_REQUEST_
Search the material for the word "grubość" and copy each line that holds it.

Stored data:
-*-*-

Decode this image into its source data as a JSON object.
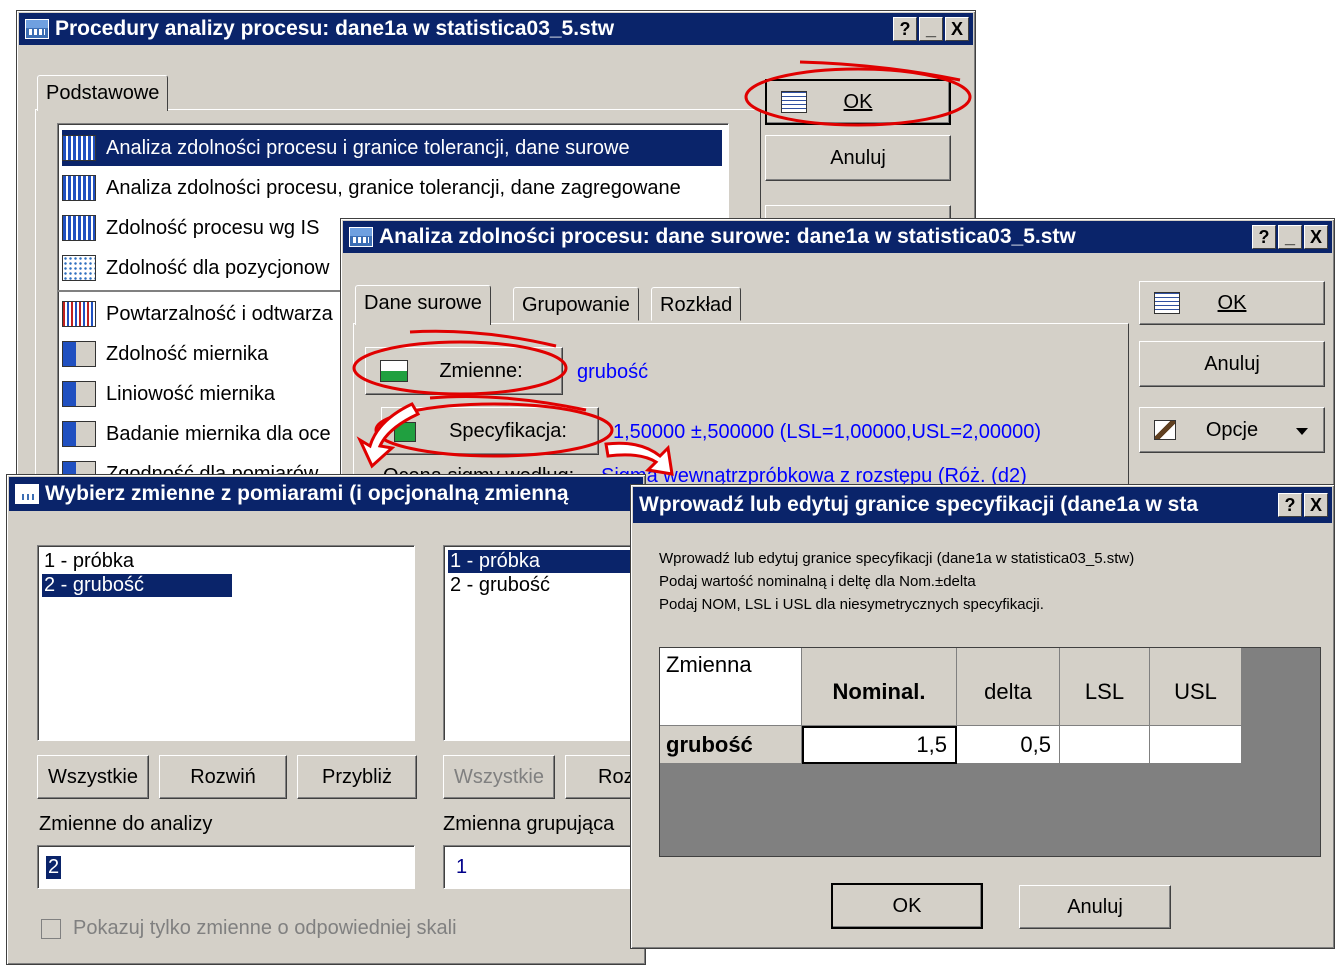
{
  "procedures": {
    "title": "Procedury analizy procesu: dane1a w statistica03_5.stw",
    "tab": "Podstawowe",
    "ok": "OK",
    "cancel": "Anuluj",
    "items": [
      {
        "label": "Analiza zdolności procesu i granice tolerancji, dane surowe",
        "icon": "histogram-icon",
        "selected": true
      },
      {
        "label": "Analiza zdolności procesu, granice tolerancji, dane zagregowane",
        "icon": "histogram-icon"
      },
      {
        "label": "Zdolność procesu wg IS",
        "icon": "histogram-icon"
      },
      {
        "label": "Zdolność dla pozycjonow",
        "icon": "scatter-icon"
      },
      {
        "label": "Powtarzalność i odtwarza",
        "icon": "bars-icon"
      },
      {
        "label": "Zdolność miernika",
        "icon": "gauge-icon"
      },
      {
        "label": "Liniowość miernika",
        "icon": "gauge-icon"
      },
      {
        "label": "Badanie miernika dla oce",
        "icon": "gauge-icon"
      },
      {
        "label": "Zgodność dla pomiarów",
        "icon": "gauge-icon"
      }
    ]
  },
  "raw_analysis": {
    "title": "Analiza zdolności procesu: dane surowe: dane1a w statistica03_5.stw",
    "tabs": [
      "Dane surowe",
      "Grupowanie",
      "Rozkład"
    ],
    "variables_button": "Zmienne:",
    "variables_value": "grubość",
    "spec_button": "Specyfikacja:",
    "spec_value": "1,50000 ±,500000  (LSL=1,00000,USL=2,00000)",
    "sigma_label": "Ocena sigmy według:",
    "sigma_value": "Sigma wewnątrzpróbkowa z rozstępu (Róż. (d2)",
    "ok": "OK",
    "cancel": "Anuluj",
    "options": "Opcje"
  },
  "select_vars": {
    "title": "Wybierz zmienne z pomiarami (i opcjonalną zmienną",
    "left_list": [
      "1 - próbka",
      "2 - grubość"
    ],
    "right_list": [
      "1 - próbka",
      "2 - grubość"
    ],
    "btn_all": "Wszystkie",
    "btn_expand": "Rozwiń",
    "btn_zoom": "Przybliż",
    "btn_all2": "Wszystkie",
    "btn_expand2": "Roz",
    "analysis_label": "Zmienne do analizy",
    "analysis_value": "2",
    "group_label": "Zmienna grupująca",
    "group_value": "1",
    "checkbox_label": "Pokazuj tylko zmienne o odpowiedniej skali"
  },
  "spec_limits": {
    "title": "Wprowadź lub edytuj granice specyfikacji (dane1a w sta",
    "info1": "Wprowadź lub edytuj granice specyfikacji (dane1a w statistica03_5.stw)",
    "info2": "Podaj wartość nominalną i deltę dla Nom.±delta",
    "info3": "Podaj NOM, LSL i USL dla niesymetrycznych specyfikacji.",
    "headers": [
      "Zmienna",
      "Nominal.",
      "delta",
      "LSL",
      "USL"
    ],
    "row": {
      "name": "grubość",
      "nominal": "1,5",
      "delta": "0,5",
      "lsl": "",
      "usl": ""
    },
    "ok": "OK",
    "cancel": "Anuluj"
  },
  "titlebar_buttons": {
    "help": "?",
    "minimize": "_",
    "close": "X"
  }
}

-*-*-

_ANSWER TO THE PROBLEM_
    "variables_value": "grubość",
      "2 - grubość"
      "2 - grubość"
      "name": "grubość",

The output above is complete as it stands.